PROBLEM DETAILS :: All of the lines below are to be printed again exactly; images are excluded from the output.
___ RECORDS
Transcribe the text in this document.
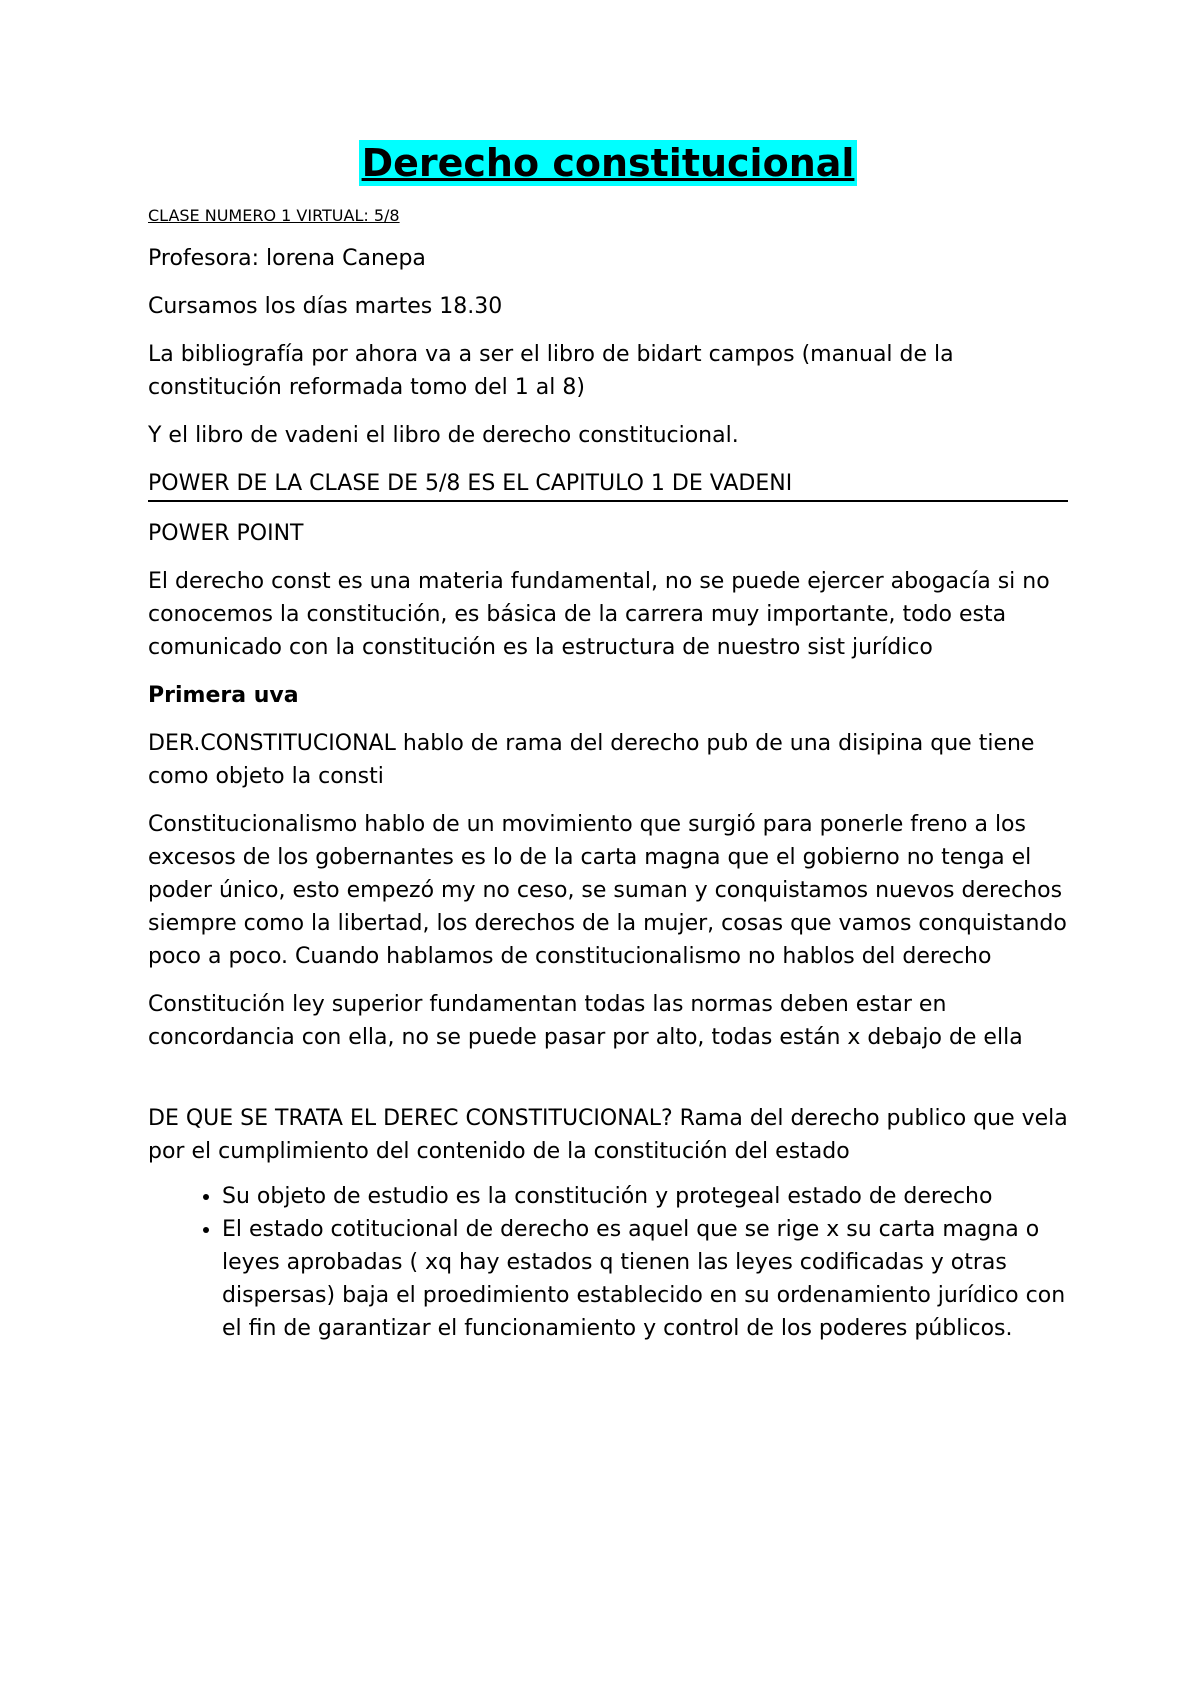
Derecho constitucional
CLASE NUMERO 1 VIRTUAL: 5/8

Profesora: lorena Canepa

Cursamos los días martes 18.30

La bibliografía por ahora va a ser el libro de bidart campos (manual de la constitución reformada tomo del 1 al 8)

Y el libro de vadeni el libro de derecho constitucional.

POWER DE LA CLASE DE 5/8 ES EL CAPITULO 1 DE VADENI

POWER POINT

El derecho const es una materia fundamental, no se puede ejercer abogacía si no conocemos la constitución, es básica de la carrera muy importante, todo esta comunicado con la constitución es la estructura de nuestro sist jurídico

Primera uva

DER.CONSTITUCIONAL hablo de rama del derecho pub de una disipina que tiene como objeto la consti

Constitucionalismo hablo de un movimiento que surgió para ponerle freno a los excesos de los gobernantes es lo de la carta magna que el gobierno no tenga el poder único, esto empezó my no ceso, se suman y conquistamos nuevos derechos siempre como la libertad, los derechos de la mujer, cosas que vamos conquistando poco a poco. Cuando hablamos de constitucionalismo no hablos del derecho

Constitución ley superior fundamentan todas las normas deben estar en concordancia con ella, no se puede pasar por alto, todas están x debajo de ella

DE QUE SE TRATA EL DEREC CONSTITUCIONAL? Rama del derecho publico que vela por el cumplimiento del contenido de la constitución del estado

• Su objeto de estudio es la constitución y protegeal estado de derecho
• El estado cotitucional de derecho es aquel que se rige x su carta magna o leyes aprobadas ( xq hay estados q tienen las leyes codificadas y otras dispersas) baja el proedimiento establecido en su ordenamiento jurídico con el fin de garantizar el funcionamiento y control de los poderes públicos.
______
CORRECT RESPONSE ::
Transcribe the text in this document.
Derecho constitucional
CLASE NUMERO 1 VIRTUAL: 5/8

Profesora: lorena Canepa

Cursamos los días martes 18.30

La bibliografía por ahora va a ser el libro de bidart campos (manual de la constitución reformada tomo del 1 al 8)

Y el libro de vadeni el libro de derecho constitucional.

POWER DE LA CLASE DE 5/8 ES EL CAPITULO 1 DE VADENI

POWER POINT

El derecho const es una materia fundamental, no se puede ejercer abogacía si no conocemos la constitución, es básica de la carrera muy importante, todo esta comunicado con la constitución es la estructura de nuestro sist jurídico

Primera uva

DER.CONSTITUCIONAL hablo de rama del derecho pub de una disipina que tiene como objeto la consti

Constitucionalismo hablo de un movimiento que surgió para ponerle freno a los excesos de los gobernantes es lo de la carta magna que el gobierno no tenga el poder único, esto empezó my no ceso, se suman y conquistamos nuevos derechos siempre como la libertad, los derechos de la mujer, cosas que vamos conquistando poco a poco. Cuando hablamos de constitucionalismo no hablos del derecho

Constitución ley superior fundamentan todas las normas deben estar en concordancia con ella, no se puede pasar por alto, todas están x debajo de ella

DE QUE SE TRATA EL DEREC CONSTITUCIONAL? Rama del derecho publico que vela por el cumplimiento del contenido de la constitución del estado

• Su objeto de estudio es la constitución y protegeal estado de derecho
• El estado cotitucional de derecho es aquel que se rige x su carta magna o leyes aprobadas ( xq hay estados q tienen las leyes codificadas y otras dispersas) baja el proedimiento establecido en su ordenamiento jurídico con el fin de garantizar el funcionamiento y control de los poderes públicos.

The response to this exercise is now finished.